## Short exercise
Count each line in which the word "Management" appears. Reply with the total and nothing more.

## Data shown

## BEGIN

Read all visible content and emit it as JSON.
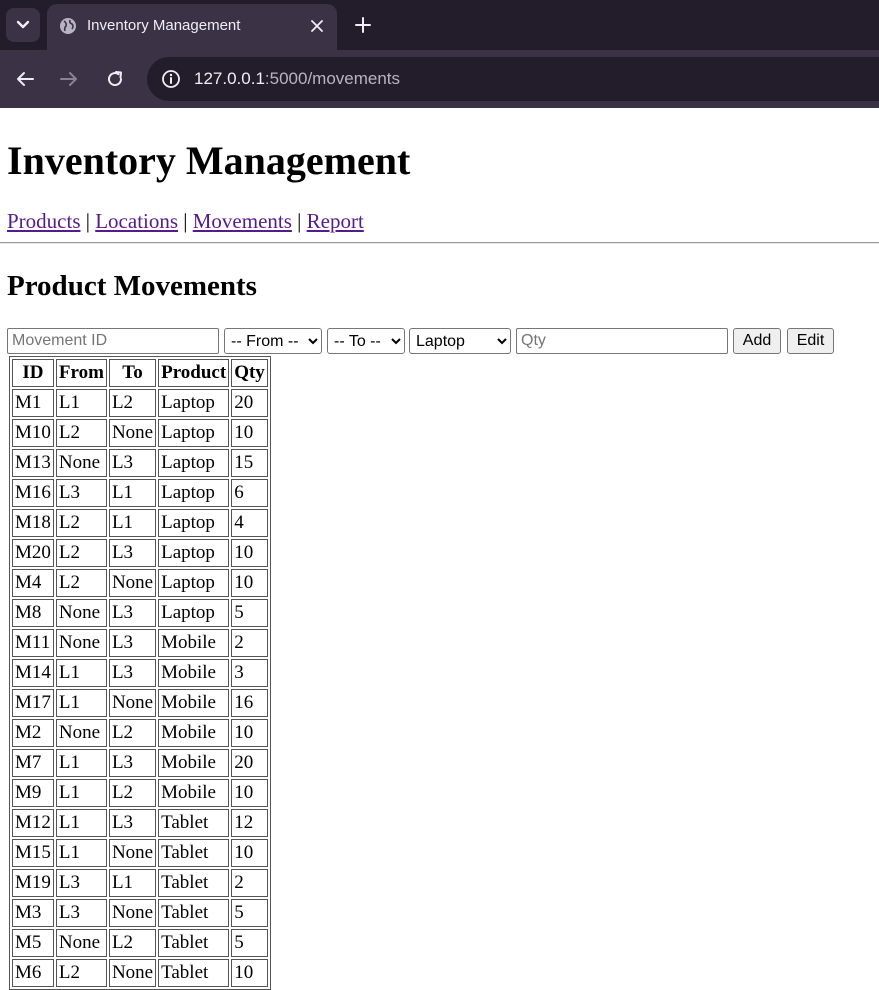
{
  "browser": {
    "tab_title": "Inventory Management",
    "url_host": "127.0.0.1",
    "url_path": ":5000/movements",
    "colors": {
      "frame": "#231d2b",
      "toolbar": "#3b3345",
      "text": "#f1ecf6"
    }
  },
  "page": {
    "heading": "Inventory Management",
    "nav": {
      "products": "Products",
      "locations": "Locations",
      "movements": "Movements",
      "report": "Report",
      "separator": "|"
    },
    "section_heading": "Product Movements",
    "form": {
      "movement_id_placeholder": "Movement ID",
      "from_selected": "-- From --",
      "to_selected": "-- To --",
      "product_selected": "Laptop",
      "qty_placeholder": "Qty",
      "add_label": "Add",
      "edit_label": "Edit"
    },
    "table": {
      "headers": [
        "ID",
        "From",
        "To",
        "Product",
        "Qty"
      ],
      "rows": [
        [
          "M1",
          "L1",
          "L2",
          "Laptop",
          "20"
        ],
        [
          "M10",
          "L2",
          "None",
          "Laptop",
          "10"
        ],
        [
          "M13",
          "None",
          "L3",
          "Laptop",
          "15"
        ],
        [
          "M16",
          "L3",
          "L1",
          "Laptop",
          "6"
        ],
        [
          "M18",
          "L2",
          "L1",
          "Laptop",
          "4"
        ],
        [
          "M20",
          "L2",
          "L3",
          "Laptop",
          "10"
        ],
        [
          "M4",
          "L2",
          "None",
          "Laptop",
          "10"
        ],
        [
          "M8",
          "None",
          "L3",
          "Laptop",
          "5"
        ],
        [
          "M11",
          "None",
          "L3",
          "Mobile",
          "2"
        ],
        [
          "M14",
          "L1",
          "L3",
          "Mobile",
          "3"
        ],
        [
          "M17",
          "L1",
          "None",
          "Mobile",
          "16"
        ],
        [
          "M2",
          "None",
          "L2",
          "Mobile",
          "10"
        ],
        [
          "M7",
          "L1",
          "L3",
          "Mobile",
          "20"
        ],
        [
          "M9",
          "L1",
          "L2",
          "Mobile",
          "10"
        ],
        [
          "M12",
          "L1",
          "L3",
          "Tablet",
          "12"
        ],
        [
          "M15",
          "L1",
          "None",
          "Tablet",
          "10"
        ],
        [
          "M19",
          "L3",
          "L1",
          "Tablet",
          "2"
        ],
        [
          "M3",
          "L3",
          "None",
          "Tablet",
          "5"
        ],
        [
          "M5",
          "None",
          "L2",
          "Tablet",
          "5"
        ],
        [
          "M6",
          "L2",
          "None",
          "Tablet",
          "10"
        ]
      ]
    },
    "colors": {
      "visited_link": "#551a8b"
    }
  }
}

## END
## BEGIN

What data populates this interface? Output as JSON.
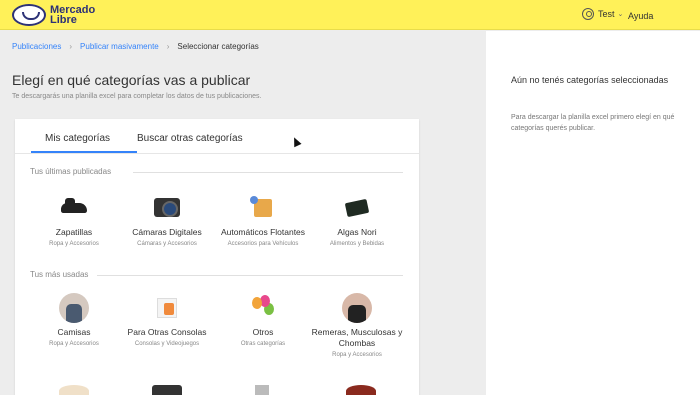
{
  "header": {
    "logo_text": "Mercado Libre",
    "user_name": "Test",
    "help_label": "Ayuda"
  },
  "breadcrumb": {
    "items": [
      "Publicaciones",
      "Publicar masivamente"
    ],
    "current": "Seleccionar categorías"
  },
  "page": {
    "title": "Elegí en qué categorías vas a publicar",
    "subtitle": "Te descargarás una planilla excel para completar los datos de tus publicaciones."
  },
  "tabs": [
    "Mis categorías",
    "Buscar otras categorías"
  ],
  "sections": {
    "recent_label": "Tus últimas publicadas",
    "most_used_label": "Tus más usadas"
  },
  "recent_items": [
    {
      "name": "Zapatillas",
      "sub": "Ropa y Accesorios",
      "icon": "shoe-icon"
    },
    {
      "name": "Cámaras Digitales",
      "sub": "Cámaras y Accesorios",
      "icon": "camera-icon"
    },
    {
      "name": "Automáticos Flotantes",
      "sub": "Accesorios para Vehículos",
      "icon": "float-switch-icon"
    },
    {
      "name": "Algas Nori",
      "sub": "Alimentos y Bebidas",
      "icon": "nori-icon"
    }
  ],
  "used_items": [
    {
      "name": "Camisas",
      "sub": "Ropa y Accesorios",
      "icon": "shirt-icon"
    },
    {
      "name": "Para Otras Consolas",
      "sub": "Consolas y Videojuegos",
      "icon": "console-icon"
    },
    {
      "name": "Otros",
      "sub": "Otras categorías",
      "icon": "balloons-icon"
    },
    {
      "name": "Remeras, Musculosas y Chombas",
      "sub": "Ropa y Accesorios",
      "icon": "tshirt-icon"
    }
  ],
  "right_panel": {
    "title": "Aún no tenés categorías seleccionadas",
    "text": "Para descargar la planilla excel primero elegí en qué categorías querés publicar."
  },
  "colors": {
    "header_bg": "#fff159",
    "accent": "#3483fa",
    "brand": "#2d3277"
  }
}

## END

## Exercise result
2